* **Data to use**

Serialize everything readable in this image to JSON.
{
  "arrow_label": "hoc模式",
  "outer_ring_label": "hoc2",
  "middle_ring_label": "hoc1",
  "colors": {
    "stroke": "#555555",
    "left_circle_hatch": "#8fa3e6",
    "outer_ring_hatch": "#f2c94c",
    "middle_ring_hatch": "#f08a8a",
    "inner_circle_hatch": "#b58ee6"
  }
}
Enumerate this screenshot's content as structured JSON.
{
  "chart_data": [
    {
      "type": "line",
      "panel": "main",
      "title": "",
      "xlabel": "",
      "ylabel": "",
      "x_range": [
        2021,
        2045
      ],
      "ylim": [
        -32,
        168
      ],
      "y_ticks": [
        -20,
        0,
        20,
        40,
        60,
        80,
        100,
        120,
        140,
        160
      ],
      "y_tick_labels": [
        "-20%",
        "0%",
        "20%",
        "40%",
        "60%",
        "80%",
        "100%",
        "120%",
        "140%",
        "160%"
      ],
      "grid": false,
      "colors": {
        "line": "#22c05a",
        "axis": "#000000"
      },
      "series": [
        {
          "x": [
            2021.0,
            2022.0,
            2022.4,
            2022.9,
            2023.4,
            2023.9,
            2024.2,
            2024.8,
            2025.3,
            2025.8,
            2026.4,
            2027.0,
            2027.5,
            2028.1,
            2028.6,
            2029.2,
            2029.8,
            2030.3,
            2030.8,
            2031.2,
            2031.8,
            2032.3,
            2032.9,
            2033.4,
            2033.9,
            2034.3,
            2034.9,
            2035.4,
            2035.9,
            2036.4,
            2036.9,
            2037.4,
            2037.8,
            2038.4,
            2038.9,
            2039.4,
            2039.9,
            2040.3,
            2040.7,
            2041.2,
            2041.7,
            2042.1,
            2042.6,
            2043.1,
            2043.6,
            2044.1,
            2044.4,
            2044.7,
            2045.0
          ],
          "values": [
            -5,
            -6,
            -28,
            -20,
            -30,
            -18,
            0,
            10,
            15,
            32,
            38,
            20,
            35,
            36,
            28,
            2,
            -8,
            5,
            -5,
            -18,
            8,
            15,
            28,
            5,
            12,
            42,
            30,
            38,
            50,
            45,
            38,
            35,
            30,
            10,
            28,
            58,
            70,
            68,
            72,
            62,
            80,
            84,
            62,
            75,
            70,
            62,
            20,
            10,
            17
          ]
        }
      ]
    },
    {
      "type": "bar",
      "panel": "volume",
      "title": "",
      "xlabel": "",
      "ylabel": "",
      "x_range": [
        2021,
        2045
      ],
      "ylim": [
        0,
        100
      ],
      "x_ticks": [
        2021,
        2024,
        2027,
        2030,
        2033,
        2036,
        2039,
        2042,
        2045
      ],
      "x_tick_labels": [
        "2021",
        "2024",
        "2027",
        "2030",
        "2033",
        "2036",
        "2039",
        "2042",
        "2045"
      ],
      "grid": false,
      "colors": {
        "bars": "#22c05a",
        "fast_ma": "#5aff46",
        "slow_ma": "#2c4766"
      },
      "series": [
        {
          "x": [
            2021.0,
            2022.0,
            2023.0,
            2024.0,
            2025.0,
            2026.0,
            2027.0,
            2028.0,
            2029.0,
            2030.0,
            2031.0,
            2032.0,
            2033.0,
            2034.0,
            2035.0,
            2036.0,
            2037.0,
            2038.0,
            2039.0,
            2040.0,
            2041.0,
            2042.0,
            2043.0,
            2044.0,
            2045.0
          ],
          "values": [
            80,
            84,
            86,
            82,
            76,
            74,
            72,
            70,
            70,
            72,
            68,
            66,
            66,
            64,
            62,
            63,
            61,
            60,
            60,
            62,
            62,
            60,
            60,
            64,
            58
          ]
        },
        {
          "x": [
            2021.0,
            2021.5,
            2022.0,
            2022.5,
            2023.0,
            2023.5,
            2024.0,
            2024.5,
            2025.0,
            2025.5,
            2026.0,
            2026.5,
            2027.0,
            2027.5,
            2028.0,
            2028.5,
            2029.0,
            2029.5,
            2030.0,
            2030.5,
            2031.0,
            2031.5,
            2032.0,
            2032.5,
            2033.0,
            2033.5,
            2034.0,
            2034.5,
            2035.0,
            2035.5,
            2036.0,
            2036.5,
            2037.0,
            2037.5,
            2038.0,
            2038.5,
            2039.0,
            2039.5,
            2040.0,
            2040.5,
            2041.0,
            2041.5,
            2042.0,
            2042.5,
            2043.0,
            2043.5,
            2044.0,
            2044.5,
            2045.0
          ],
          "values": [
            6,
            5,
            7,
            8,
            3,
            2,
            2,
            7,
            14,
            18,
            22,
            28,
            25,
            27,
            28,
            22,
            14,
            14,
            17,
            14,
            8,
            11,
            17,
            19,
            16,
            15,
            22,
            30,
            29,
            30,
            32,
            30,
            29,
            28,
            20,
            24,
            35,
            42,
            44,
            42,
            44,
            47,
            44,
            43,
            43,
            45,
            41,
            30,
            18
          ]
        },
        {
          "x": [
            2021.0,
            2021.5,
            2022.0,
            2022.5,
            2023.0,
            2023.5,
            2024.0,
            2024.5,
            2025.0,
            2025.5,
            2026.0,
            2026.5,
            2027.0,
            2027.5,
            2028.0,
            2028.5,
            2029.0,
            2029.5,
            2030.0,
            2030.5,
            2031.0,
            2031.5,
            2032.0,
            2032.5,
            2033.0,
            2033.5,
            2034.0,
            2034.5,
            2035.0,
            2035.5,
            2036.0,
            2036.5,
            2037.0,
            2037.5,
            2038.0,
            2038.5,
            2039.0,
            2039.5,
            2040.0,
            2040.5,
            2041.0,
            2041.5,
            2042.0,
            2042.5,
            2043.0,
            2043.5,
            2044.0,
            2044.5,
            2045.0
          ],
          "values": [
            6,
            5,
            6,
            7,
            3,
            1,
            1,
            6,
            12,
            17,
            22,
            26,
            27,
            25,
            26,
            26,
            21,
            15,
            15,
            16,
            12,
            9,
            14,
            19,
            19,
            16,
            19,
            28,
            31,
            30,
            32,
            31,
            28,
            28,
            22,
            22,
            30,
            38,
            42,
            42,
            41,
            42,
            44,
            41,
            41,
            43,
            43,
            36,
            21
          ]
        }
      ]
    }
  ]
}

* **Your objective**
Make an exact copy of every entry.

* **Exercise result**
Serialize everything readable in this image to JSON.
{
  "arrow_label": "hoc模式",
  "outer_ring_label": "hoc2",
  "middle_ring_label": "hoc1",
  "colors": {
    "stroke": "#555555",
    "left_circle_hatch": "#8fa3e6",
    "outer_ring_hatch": "#f2c94c",
    "middle_ring_hatch": "#f08a8a",
    "inner_circle_hatch": "#b58ee6"
  }
}
Enumerate this screenshot's content as structured JSON.
{
  "chart_data": [
    {
      "type": "line",
      "panel": "main",
      "title": "",
      "xlabel": "",
      "ylabel": "",
      "x_range": [
        2021,
        2045
      ],
      "ylim": [
        -32,
        168
      ],
      "y_ticks": [
        -20,
        0,
        20,
        40,
        60,
        80,
        100,
        120,
        140,
        160
      ],
      "y_tick_labels": [
        "-20%",
        "0%",
        "20%",
        "40%",
        "60%",
        "80%",
        "100%",
        "120%",
        "140%",
        "160%"
      ],
      "grid": false,
      "colors": {
        "line": "#22c05a",
        "axis": "#000000"
      },
      "series": [
        {
          "x": [
            2021.0,
            2022.0,
            2022.4,
            2022.9,
            2023.4,
            2023.9,
            2024.2,
            2024.8,
            2025.3,
            2025.8,
            2026.4,
            2027.0,
            2027.5,
            2028.1,
            2028.6,
            2029.2,
            2029.8,
            2030.3,
            2030.8,
            2031.2,
            2031.8,
            2032.3,
            2032.9,
            2033.4,
            2033.9,
            2034.3,
            2034.9,
            2035.4,
            2035.9,
            2036.4,
            2036.9,
            2037.4,
            2037.8,
            2038.4,
            2038.9,
            2039.4,
            2039.9,
            2040.3,
            2040.7,
            2041.2,
            2041.7,
            2042.1,
            2042.6,
            2043.1,
            2043.6,
            2044.1,
            2044.4,
            2044.7,
            2045.0
          ],
          "values": [
            -5,
            -6,
            -28,
            -20,
            -30,
            -18,
            0,
            10,
            15,
            32,
            38,
            20,
            35,
            36,
            28,
            2,
            -8,
            5,
            -5,
            -18,
            8,
            15,
            28,
            5,
            12,
            42,
            30,
            38,
            50,
            45,
            38,
            35,
            30,
            10,
            28,
            58,
            70,
            68,
            72,
            62,
            80,
            84,
            62,
            75,
            70,
            62,
            20,
            10,
            17
          ]
        }
      ]
    },
    {
      "type": "bar",
      "panel": "volume",
      "title": "",
      "xlabel": "",
      "ylabel": "",
      "x_range": [
        2021,
        2045
      ],
      "ylim": [
        0,
        100
      ],
      "x_ticks": [
        2021,
        2024,
        2027,
        2030,
        2033,
        2036,
        2039,
        2042,
        2045
      ],
      "x_tick_labels": [
        "2021",
        "2024",
        "2027",
        "2030",
        "2033",
        "2036",
        "2039",
        "2042",
        "2045"
      ],
      "grid": false,
      "colors": {
        "bars": "#22c05a",
        "fast_ma": "#5aff46",
        "slow_ma": "#2c4766"
      },
      "series": [
        {
          "x": [
            2021.0,
            2022.0,
            2023.0,
            2024.0,
            2025.0,
            2026.0,
            2027.0,
            2028.0,
            2029.0,
            2030.0,
            2031.0,
            2032.0,
            2033.0,
            2034.0,
            2035.0,
            2036.0,
            2037.0,
            2038.0,
            2039.0,
            2040.0,
            2041.0,
            2042.0,
            2043.0,
            2044.0,
            2045.0
          ],
          "values": [
            80,
            84,
            86,
            82,
            76,
            74,
            72,
            70,
            70,
            72,
            68,
            66,
            66,
            64,
            62,
            63,
            61,
            60,
            60,
            62,
            62,
            60,
            60,
            64,
            58
          ]
        },
        {
          "x": [
            2021.0,
            2021.5,
            2022.0,
            2022.5,
            2023.0,
            2023.5,
            2024.0,
            2024.5,
            2025.0,
            2025.5,
            2026.0,
            2026.5,
            2027.0,
            2027.5,
            2028.0,
            2028.5,
            2029.0,
            2029.5,
            2030.0,
            2030.5,
            2031.0,
            2031.5,
            2032.0,
            2032.5,
            2033.0,
            2033.5,
            2034.0,
            2034.5,
            2035.0,
            2035.5,
            2036.0,
            2036.5,
            2037.0,
            2037.5,
            2038.0,
            2038.5,
            2039.0,
            2039.5,
            2040.0,
            2040.5,
            2041.0,
            2041.5,
            2042.0,
            2042.5,
            2043.0,
            2043.5,
            2044.0,
            2044.5,
            2045.0
          ],
          "values": [
            6,
            5,
            7,
            8,
            3,
            2,
            2,
            7,
            14,
            18,
            22,
            28,
            25,
            27,
            28,
            22,
            14,
            14,
            17,
            14,
            8,
            11,
            17,
            19,
            16,
            15,
            22,
            30,
            29,
            30,
            32,
            30,
            29,
            28,
            20,
            24,
            35,
            42,
            44,
            42,
            44,
            47,
            44,
            43,
            43,
            45,
            41,
            30,
            18
          ]
        },
        {
          "x": [
            2021.0,
            2021.5,
            2022.0,
            2022.5,
            2023.0,
            2023.5,
            2024.0,
            2024.5,
            2025.0,
            2025.5,
            2026.0,
            2026.5,
            2027.0,
            2027.5,
            2028.0,
            2028.5,
            2029.0,
            2029.5,
            2030.0,
            2030.5,
            2031.0,
            2031.5,
            2032.0,
            2032.5,
            2033.0,
            2033.5,
            2034.0,
            2034.5,
            2035.0,
            2035.5,
            2036.0,
            2036.5,
            2037.0,
            2037.5,
            2038.0,
            2038.5,
            2039.0,
            2039.5,
            2040.0,
            2040.5,
            2041.0,
            2041.5,
            2042.0,
            2042.5,
            2043.0,
            2043.5,
            2044.0,
            2044.5,
            2045.0
          ],
          "values": [
            6,
            5,
            6,
            7,
            3,
            1,
            1,
            6,
            12,
            17,
            22,
            26,
            27,
            25,
            26,
            26,
            21,
            15,
            15,
            16,
            12,
            9,
            14,
            19,
            19,
            16,
            19,
            28,
            31,
            30,
            32,
            31,
            28,
            28,
            22,
            22,
            30,
            38,
            42,
            42,
            41,
            42,
            44,
            41,
            41,
            43,
            43,
            36,
            21
          ]
        }
      ]
    }
  ]
}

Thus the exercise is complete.